- **Exercise objective**
Tally the lines with the word "一般情况下" and report the number alone.

····················

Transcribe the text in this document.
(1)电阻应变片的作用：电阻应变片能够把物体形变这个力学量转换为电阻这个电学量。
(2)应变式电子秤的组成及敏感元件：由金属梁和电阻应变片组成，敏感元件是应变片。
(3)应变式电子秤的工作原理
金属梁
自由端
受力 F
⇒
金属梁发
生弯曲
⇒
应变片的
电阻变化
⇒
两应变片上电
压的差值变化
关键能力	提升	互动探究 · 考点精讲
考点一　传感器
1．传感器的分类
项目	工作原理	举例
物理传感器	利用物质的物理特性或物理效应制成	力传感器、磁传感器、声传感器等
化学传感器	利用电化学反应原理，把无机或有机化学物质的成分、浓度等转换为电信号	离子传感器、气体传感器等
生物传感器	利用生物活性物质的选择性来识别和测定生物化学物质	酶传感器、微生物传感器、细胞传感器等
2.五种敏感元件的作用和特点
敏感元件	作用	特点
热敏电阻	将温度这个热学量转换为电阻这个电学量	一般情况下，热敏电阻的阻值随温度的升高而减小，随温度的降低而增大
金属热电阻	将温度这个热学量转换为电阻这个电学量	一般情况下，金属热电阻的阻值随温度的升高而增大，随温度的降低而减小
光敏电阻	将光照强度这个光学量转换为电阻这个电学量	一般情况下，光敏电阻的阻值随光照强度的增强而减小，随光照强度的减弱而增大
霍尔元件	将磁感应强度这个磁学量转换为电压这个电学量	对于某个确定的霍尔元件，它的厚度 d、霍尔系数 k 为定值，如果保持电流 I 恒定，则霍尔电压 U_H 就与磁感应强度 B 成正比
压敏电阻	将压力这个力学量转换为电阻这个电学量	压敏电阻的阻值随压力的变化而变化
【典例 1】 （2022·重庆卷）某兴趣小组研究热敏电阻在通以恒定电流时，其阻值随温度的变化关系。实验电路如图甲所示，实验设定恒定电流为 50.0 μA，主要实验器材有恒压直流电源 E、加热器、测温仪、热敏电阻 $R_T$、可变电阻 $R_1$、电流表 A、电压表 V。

····················

- **Task answer**
3